**TEXT FOR ANALYSIS**.
So, after we look these bits of trauma in the eye and acknowledge that we all have them and all have an effect on our lives, what do we do with it? Well, everyone is different, but I will tell you how I’m handling it. And I’m using the present tense on purpose as this is an ongoing process. The first step you’ve either done or maybe this article has prompted you to start, which is to acknowledge that there is trauma and face it head on. Once we recognize it’s there, it loses its power over us. This may be something you train yourself to do, and something you have to repeat a lot. Counseling is an amazing choice and helps build a new stronger foundation. One where you still can recognize your trauma, but you have a game plan to deal with it when it pops up in your life. Creating a game plan is something you can do with your counselor. So that when you are triggered by something that takes you back, you have a two or three step plan to respond to those triggers and keep moving forward. For me, my faith is the primary way I deal with the trauma and triggers associated with transplant. Taking everything to God and asking for His guidance through it all has gotten me through so much and He continues to walk right beside me throughout this adventure. Creating a quiet space to pray, meditate, or journal, is part of that process. Don’t let the busyness of life get between you and properly processing the trauma you’ve been through. Being honest with family and friends is critical for me in dealing with trauma. It’s vital for me to have a safe space to land where no one will tell me that I shouldn’t feel the way I do, or that I should “suck it up” and just be grateful. Please don’t get me wrong, every morning I get to wake up, my first emotion is gratitude, but we can hold both the gratitude and the trauma together at the same time.

**TASK INSTRUCTIONS**.
In the passage about dealing with trauma, what does the writer name as the primary way of handling the trauma and triggers tied to transplant?

(Excerpts from a dataset)
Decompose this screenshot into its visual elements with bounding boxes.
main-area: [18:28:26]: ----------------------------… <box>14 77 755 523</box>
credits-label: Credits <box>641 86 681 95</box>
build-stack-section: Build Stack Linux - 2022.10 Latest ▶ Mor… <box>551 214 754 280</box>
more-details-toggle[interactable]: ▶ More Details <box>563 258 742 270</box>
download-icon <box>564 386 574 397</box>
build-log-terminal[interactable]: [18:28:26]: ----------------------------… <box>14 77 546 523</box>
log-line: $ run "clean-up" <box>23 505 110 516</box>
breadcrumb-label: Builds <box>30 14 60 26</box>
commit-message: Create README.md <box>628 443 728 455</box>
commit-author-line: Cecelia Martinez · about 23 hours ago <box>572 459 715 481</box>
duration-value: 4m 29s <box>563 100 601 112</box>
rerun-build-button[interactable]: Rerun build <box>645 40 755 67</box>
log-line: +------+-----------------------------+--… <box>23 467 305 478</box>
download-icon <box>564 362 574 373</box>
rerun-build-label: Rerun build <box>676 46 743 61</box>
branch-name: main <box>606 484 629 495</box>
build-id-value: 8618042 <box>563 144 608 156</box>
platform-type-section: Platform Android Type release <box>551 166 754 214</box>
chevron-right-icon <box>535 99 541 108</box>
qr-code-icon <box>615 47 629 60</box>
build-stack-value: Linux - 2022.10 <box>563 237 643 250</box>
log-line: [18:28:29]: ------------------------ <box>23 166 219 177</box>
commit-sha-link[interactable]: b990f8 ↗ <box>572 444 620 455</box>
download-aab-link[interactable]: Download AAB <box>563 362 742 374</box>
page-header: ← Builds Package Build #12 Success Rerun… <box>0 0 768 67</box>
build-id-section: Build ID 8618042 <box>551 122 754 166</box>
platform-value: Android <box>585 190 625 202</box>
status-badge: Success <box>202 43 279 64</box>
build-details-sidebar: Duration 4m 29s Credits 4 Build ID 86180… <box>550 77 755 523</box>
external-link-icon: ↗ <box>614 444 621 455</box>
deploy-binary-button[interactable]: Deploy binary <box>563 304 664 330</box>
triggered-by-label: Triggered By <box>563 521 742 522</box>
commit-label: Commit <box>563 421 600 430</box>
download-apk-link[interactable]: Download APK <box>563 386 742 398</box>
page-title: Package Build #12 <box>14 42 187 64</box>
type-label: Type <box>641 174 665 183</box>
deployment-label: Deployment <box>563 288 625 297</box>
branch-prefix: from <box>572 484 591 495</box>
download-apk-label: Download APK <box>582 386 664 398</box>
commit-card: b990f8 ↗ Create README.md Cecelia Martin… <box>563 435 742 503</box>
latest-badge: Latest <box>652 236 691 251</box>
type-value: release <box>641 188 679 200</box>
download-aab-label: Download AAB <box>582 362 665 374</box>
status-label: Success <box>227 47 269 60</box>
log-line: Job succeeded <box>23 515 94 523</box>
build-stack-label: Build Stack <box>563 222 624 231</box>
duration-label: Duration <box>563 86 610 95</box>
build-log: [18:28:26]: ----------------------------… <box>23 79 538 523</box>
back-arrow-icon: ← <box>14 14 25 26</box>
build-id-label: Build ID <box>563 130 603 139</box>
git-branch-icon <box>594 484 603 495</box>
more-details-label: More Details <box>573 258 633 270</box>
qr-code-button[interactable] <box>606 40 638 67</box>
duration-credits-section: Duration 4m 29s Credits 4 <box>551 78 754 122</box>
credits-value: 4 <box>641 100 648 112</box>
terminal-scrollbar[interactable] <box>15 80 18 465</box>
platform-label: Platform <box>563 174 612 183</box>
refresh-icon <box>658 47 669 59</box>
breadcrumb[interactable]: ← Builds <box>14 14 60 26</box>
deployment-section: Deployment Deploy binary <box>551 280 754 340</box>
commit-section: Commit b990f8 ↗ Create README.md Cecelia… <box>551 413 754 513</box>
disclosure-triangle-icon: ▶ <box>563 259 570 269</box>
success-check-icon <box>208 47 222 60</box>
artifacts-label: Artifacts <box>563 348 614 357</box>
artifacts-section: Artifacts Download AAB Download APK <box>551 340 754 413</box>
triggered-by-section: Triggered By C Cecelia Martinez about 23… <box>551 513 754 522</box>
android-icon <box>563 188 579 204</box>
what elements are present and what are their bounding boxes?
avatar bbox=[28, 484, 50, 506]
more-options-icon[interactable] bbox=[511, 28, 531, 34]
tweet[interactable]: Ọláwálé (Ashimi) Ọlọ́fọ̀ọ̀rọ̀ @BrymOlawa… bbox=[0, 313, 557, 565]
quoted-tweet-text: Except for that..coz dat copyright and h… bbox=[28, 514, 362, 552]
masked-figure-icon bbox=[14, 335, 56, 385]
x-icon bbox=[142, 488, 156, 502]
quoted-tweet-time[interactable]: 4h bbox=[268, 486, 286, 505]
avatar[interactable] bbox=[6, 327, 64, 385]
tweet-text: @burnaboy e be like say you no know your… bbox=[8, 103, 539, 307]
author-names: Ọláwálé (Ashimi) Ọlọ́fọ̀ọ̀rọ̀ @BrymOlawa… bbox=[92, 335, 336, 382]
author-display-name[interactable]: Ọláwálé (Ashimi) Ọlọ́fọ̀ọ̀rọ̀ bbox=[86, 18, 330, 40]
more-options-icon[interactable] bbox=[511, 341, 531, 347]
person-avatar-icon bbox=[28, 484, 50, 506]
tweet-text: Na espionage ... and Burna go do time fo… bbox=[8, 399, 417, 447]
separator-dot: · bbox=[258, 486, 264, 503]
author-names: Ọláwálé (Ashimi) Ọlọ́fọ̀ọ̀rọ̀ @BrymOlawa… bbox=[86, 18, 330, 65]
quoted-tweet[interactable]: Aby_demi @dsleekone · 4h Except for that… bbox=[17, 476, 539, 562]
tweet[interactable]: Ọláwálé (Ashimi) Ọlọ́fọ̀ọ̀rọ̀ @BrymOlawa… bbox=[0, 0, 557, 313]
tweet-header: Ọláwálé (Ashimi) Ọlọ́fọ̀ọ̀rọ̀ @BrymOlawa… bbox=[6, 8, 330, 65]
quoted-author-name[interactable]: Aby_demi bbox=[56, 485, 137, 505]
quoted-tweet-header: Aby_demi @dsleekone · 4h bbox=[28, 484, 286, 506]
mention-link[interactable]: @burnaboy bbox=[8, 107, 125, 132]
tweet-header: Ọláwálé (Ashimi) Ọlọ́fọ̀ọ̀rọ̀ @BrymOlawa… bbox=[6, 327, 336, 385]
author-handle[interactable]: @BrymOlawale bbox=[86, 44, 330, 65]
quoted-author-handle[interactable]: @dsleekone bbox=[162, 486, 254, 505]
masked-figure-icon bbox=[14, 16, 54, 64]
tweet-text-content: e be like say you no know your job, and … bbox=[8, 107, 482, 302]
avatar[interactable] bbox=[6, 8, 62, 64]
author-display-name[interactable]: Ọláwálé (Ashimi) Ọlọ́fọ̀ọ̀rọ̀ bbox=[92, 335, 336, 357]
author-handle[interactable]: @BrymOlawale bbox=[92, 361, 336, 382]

**REPLY TO THE TASK**.
Faith.